Written request A → Lay out everything from the start of the records down to the line containing "tot2-line <box>306 297 685 661</box>" as a Markdown table with the columns Row and Line, one row per line, leaving out blank lines.

Extract →

>>>

Lost Childhood and Tomorrows | Teen Ink

Lost Childhood and Tomorrows

November 9, 2016
By kh71718 BRONZE, Fairbanks, Alaska
kh71718 BRONZE, Fairbanks, Alaska
1 article 0 photos 0 comments

Things had been bad for awhile.


I had just turned nine, and something about my mom was changing. She didn’t smile as much as she used to. On the weekends we didn’t go out for walks or adventures like we had in the past. She didn’t play with the dog, or laugh at her favorite jokes. I had no words for what had been happening to her back then, I simply thought I had done something wrong. I learned later in life that my mother was suffering from depression.


We had just moved. I didn’t understand why one day we had been living in Canyon City, Colorado and the next moved without warning. It happened in a day. I never said goodbye to my friends, to my school. My entire life was torn away. Again. Moving suddenly was not unusual. We rarely stayed in the same town over a year. I had gotten used to it. Still, I did not understand why this move had been so sudden. I didn’t understand why my mother seemed so sad.


Still, at the time I was not worried. In fact, I thought the move would be good for us. I figured a change in pace would be good for her. That maybe she’d be happy again, and everything would go back to normal.


We went to Seattle, a town we both enjoyed visiting on trips, so moving there seemed like an excellent choice. Things seemed to improve for awhile. We went out more, took our dog on walks, went to the market almost every day. Things seemed nice. Things seemed normal. She seemed better.


Until the day my life changed forever.


I don’t remember what I had been doing before.  How could I have, after what I heard? It was as if the words I heard spoken wiped my memory clean, leaving room so they could brand themselves into my mind.
The one memory, the feelings, that I wish to forget most. Those are the ones that I will never forget. They are the memory that is clearest in my mind.


I was walking down the hall, past my moms room. Although I can not remember, I was probably looking for her.  She was on the phone with my grandmother and I paused by the cracked open door. Just for a second. Just long enough for my childhood to end and my current outlook on life to start.

<<<

Listed records →
>>>

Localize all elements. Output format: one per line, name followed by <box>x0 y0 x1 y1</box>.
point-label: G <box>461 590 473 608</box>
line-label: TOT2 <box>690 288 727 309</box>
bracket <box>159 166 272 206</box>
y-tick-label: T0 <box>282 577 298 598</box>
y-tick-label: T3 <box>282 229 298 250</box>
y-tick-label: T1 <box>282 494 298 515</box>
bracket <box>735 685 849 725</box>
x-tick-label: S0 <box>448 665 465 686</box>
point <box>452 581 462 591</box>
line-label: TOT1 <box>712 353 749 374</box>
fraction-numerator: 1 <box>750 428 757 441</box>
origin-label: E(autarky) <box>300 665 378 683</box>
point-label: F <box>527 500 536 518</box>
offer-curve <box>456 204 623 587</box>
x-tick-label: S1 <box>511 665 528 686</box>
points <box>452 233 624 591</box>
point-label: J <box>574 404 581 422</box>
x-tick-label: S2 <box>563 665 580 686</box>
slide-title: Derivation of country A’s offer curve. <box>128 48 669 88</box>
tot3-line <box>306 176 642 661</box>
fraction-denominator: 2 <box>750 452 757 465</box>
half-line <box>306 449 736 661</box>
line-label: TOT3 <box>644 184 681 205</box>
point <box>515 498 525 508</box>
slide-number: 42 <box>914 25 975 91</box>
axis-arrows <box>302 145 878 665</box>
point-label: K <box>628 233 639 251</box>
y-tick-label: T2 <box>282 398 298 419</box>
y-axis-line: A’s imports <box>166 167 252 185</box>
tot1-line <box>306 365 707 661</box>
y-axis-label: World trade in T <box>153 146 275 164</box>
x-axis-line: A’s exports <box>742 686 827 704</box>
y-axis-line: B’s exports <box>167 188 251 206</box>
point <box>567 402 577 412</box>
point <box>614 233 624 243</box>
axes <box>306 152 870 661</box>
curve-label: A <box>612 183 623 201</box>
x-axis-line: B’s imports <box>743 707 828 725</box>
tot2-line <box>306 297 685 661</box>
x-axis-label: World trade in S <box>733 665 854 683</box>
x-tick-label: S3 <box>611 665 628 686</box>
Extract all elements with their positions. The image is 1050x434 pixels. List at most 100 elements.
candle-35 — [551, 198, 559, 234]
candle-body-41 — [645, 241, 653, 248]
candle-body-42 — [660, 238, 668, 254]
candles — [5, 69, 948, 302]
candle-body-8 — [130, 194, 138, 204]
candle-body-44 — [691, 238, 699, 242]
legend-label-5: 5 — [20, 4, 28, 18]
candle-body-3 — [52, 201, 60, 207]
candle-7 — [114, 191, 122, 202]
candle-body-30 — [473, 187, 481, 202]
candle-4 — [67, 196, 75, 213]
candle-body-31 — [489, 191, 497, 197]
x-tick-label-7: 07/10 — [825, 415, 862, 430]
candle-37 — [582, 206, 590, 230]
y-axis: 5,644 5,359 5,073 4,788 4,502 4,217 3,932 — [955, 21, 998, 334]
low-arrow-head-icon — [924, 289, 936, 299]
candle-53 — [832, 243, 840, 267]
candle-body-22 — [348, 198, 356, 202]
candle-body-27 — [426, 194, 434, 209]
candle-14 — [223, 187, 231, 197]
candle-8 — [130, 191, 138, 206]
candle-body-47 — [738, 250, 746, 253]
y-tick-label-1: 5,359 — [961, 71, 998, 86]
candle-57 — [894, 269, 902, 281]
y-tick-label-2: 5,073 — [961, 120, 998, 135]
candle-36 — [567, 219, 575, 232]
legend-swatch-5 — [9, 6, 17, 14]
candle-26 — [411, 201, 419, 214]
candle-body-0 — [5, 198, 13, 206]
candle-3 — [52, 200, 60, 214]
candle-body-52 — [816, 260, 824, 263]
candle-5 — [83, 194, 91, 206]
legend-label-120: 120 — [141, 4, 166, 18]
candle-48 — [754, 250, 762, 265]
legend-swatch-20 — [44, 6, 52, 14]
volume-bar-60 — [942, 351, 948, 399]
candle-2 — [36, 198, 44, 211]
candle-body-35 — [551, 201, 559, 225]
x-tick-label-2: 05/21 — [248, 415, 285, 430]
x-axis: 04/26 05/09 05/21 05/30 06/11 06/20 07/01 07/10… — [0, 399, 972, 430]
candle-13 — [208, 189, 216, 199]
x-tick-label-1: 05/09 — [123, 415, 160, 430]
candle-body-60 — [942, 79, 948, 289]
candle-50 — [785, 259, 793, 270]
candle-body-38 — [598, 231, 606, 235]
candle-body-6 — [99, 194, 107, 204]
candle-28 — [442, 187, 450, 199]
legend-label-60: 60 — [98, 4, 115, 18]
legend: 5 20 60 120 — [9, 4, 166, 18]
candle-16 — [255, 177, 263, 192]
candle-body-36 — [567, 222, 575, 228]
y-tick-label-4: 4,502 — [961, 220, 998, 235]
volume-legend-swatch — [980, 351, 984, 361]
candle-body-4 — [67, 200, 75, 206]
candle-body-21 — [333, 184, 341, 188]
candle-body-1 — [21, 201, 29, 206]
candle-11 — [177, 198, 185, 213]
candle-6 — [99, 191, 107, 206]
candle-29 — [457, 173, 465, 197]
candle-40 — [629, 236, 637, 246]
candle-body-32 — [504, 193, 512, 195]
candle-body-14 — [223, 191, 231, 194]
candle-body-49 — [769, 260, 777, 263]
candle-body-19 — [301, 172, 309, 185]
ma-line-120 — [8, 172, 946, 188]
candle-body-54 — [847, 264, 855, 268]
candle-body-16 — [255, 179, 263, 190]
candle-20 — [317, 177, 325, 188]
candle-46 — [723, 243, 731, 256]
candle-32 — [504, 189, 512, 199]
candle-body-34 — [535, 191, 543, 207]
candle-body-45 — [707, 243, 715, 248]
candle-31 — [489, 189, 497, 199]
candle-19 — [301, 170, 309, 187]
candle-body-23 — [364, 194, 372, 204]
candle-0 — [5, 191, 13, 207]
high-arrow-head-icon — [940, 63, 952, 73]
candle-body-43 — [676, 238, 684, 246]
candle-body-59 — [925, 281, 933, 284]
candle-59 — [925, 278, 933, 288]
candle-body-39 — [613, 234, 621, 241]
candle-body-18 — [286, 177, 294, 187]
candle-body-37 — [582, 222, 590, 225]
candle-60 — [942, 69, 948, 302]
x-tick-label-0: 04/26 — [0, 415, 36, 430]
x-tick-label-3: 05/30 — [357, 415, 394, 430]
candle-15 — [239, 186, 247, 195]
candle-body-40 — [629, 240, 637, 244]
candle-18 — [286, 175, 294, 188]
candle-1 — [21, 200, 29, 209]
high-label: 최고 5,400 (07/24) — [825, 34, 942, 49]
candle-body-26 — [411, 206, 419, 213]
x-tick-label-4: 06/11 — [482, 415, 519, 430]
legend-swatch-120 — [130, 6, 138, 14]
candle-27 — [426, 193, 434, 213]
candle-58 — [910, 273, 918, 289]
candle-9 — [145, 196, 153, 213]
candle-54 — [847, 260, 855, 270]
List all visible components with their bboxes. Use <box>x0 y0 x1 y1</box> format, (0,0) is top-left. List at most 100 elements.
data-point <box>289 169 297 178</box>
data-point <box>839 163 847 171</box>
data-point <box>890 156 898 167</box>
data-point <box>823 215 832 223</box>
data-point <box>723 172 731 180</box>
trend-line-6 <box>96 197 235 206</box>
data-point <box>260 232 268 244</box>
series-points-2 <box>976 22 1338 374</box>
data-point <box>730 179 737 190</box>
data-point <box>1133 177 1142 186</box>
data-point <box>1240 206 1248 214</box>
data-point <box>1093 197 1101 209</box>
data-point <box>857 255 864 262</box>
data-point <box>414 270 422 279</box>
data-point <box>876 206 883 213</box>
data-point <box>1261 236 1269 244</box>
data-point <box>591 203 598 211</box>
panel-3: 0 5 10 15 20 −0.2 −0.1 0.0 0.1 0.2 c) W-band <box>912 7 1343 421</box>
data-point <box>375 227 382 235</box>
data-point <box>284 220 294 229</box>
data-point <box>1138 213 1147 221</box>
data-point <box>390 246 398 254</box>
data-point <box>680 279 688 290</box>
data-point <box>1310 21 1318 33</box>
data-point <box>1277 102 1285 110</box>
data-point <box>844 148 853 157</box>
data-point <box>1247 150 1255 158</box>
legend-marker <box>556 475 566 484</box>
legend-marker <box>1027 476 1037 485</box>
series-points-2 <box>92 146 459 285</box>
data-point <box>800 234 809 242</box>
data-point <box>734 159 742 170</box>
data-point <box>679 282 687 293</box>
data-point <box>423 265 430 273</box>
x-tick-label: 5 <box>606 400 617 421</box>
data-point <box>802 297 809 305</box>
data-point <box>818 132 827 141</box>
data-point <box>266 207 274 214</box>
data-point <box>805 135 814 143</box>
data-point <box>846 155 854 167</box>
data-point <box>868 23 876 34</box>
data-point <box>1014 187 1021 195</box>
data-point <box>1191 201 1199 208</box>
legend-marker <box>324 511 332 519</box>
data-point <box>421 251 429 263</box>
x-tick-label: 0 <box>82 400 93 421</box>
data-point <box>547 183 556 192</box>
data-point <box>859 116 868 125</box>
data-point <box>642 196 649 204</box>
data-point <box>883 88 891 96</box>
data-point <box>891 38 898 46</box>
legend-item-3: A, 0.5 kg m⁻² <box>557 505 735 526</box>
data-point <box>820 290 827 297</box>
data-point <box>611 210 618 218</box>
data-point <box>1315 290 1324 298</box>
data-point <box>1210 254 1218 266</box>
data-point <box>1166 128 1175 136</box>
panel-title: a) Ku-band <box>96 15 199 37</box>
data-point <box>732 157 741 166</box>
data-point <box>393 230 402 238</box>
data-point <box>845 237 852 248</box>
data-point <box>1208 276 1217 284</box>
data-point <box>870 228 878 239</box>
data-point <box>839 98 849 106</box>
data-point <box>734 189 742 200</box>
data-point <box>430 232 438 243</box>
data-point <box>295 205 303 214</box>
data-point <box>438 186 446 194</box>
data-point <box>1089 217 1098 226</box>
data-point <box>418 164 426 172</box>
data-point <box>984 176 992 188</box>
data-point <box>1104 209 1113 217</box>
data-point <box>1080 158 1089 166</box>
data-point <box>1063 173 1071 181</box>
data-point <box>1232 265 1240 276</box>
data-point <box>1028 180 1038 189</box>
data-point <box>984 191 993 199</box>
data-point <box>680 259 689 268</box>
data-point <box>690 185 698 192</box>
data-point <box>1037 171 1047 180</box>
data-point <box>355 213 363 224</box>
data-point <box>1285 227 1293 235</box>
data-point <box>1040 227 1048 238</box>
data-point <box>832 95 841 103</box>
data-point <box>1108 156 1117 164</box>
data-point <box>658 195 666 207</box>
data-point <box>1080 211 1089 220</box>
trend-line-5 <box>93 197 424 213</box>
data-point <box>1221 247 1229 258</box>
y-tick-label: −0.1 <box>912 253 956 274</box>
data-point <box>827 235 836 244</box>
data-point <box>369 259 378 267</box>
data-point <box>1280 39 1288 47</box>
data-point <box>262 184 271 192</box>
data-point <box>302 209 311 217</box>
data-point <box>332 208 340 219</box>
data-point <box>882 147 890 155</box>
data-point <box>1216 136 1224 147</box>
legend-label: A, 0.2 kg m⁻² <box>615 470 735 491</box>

<<<

Written request B → Give everything in the lost-childhood essay from "We went to Seattle, a" down to "into my mind." again, replacing "Seattle" with "Portland".

Exercise result A →
| Row | Line |
|---|---|
| 1 | Localize all elements. Output format: one per line, name followed by <box>x0 y0 x1 y1</box>. |
| 2 | point-label: G <box>461 590 473 608</box> |
| 3 | line-label: TOT2 <box>690 288 727 309</box> |
| 4 | bracket <box>159 166 272 206</box> |
| 5 | y-tick-label: T0 <box>282 577 298 598</box> |
| 6 | y-tick-label: T3 <box>282 229 298 250</box> |
| 7 | y-tick-label: T1 <box>282 494 298 515</box> |
| 8 | bracket <box>735 685 849 725</box> |
| 9 | x-tick-label: S0 <box>448 665 465 686</box> |
| 10 | point <box>452 581 462 591</box> |
| 11 | line-label: TOT1 <box>712 353 749 374</box> |
| 12 | fraction-numerator: 1 <box>750 428 757 441</box> |
| 13 | origin-label: E(autarky) <box>300 665 378 683</box> |
| 14 | point-label: F <box>527 500 536 518</box> |
| 15 | offer-curve <box>456 204 623 587</box> |
| 16 | x-tick-label: S1 <box>511 665 528 686</box> |
| 17 | points <box>452 233 624 591</box> |
| 18 | point-label: J <box>574 404 581 422</box> |
| 19 | x-tick-label: S2 <box>563 665 580 686</box> |
| 20 | slide-title: Derivation of country A’s offer curve. <box>128 48 669 88</box> |
| 21 | tot3-line <box>306 176 642 661</box> |
| 22 | fraction-denominator: 2 <box>750 452 757 465</box> |
| 23 | half-line <box>306 449 736 661</box> |
| 24 | line-label: TOT3 <box>644 184 681 205</box> |
| 25 | point <box>515 498 525 508</box> |
| 26 | slide-number: 42 <box>914 25 975 91</box> |
| 27 | axis-arrows <box>302 145 878 665</box> |
| 28 | point-label: K <box>628 233 639 251</box> |
| 29 | y-tick-label: T2 <box>282 398 298 419</box> |
| 30 | y-axis-line: A’s imports <box>166 167 252 185</box> |
| 31 | tot1-line <box>306 365 707 661</box> |
| 32 | y-axis-label: World trade in T <box>153 146 275 164</box> |
| 33 | x-axis-line: A’s exports <box>742 686 827 704</box> |
| 34 | y-axis-line: B’s exports <box>167 188 251 206</box> |
| 35 | point <box>567 402 577 412</box> |
| 36 | point <box>614 233 624 243</box> |
| 37 | axes <box>306 152 870 661</box> |
| 38 | curve-label: A <box>612 183 623 201</box> |
| 39 | x-axis-line: B’s imports <box>743 707 828 725</box> |
| 40 | tot2-line <box>306 297 685 661</box> |

Exercise result B →
We went to Portland, a town we both enjoyed visiting on trips, so moving there seemed like an excellent choice. Things seemed to improve for awhile. We went out more, took our dog on walks, went to the market almost every day. Things seemed nice. Things seemed normal. She seemed better.


Until the day my life changed forever.


I don’t remember what I had been doing before.  How could I have, after what I heard? It was as if the words I heard spoken wiped my memory clean, leaving room so they could brand themselves into my mind.